- **수행할 과제**: 아래 데이터에서 "- scroll-up-icon[interactable]: ▲: [418, 129, 424, 138]" 줄부터 "- tab-location[interactable]: ロケーション: [100, 37, 184, 101]" 줄까지, 양 끝 줄을 포함해 한 글자도 바꾸지 말고 옮겨 적으세요.

- **데이터 세트**:
* * * * * * *
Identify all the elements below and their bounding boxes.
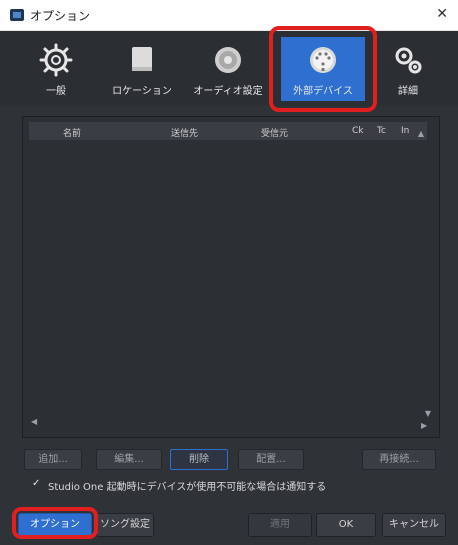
- scroll-up-icon[interactable]: ▲: [418, 129, 424, 138]
- scroll-right-icon[interactable]: ▶: [421, 421, 427, 430]
- tab-general[interactable]: 一般: [14, 37, 98, 101]
- reconnect-button[interactable]: 再接続...: [362, 449, 436, 470]
- tab-location[interactable]: ロケーション: [100, 37, 184, 101]
- device-actions: 追加... 編集... 削除 配置... 再接続...: [24, 449, 438, 471]
- placement-button[interactable]: 配置...: [238, 449, 304, 470]
- titlebar: オプション ✕: [0, 0, 458, 31]
- tab-general-label: 一般: [46, 86, 66, 97]
- col-tc[interactable]: Tc: [377, 126, 386, 136]
- gears-icon: [395, 47, 422, 74]
- col-send-to[interactable]: 送信先: [171, 126, 198, 139]
- highlight-options: [12, 507, 98, 539]
- speaker-icon: [215, 47, 241, 73]
- tab-advanced[interactable]: 詳細: [366, 37, 450, 101]
- devices-panel: 名前 送信先 受信元 Ck Tc In ▲ ▼ ◀ ▶: [22, 116, 440, 438]
- notify-checkbox[interactable]: ✓: [32, 478, 42, 489]
- delete-button[interactable]: 削除: [170, 449, 228, 470]
- tab-audio-settings-label: オーディオ設定: [193, 86, 263, 97]
- devices-table-header: 名前 送信先 受信元 Ck Tc In ▲: [29, 122, 427, 140]
- drive-icon: [132, 47, 152, 71]
- edit-button[interactable]: 編集...: [96, 449, 162, 470]
- tab-advanced-label: 詳細: [398, 86, 418, 97]
- app-icon: [10, 9, 24, 21]
- tab-location-label: ロケーション: [112, 86, 172, 97]
- close-icon[interactable]: ✕: [436, 6, 448, 22]
- col-in[interactable]: In: [401, 126, 409, 136]
- scroll-down-icon[interactable]: ▼: [425, 409, 431, 418]
- cancel-button[interactable]: キャンセル: [382, 513, 446, 537]
- add-button[interactable]: 追加...: [24, 449, 82, 470]
- notify-label: Studio One 起動時にデバイスが使用不可能な場合は通知する: [48, 482, 327, 493]
- gear-icon: [39, 43, 73, 77]
- window-title: オプション: [30, 9, 91, 23]
- highlight-external-devices: [269, 26, 377, 112]
- ok-button[interactable]: OK: [316, 513, 376, 537]
- tab-audio-settings[interactable]: オーディオ設定: [186, 37, 270, 101]
- song-settings-button[interactable]: ソング設定: [96, 513, 154, 537]
- col-receive-from[interactable]: 受信元: [261, 126, 288, 139]
- apply-button[interactable]: 適用: [248, 513, 312, 537]
- options-window: オプション ✕ 一般 ロケーション オーディオ設定 外部デバイス 詳細 名前 送…: [0, 0, 458, 545]
- scroll-left-icon[interactable]: ◀: [31, 417, 37, 426]
- col-ck[interactable]: Ck: [352, 126, 364, 136]
- options-toolbar: 一般 ロケーション オーディオ設定 外部デバイス 詳細: [0, 31, 458, 106]
- col-name[interactable]: 名前: [63, 126, 81, 139]
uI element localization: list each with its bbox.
* * * * * * *
- **과제 답안**:
- scroll-up-icon[interactable]: ▲: [418, 129, 424, 138]
- scroll-right-icon[interactable]: ▶: [421, 421, 427, 430]
- tab-general[interactable]: 一般: [14, 37, 98, 101]
- reconnect-button[interactable]: 再接続...: [362, 449, 436, 470]
- tab-location[interactable]: ロケーション: [100, 37, 184, 101]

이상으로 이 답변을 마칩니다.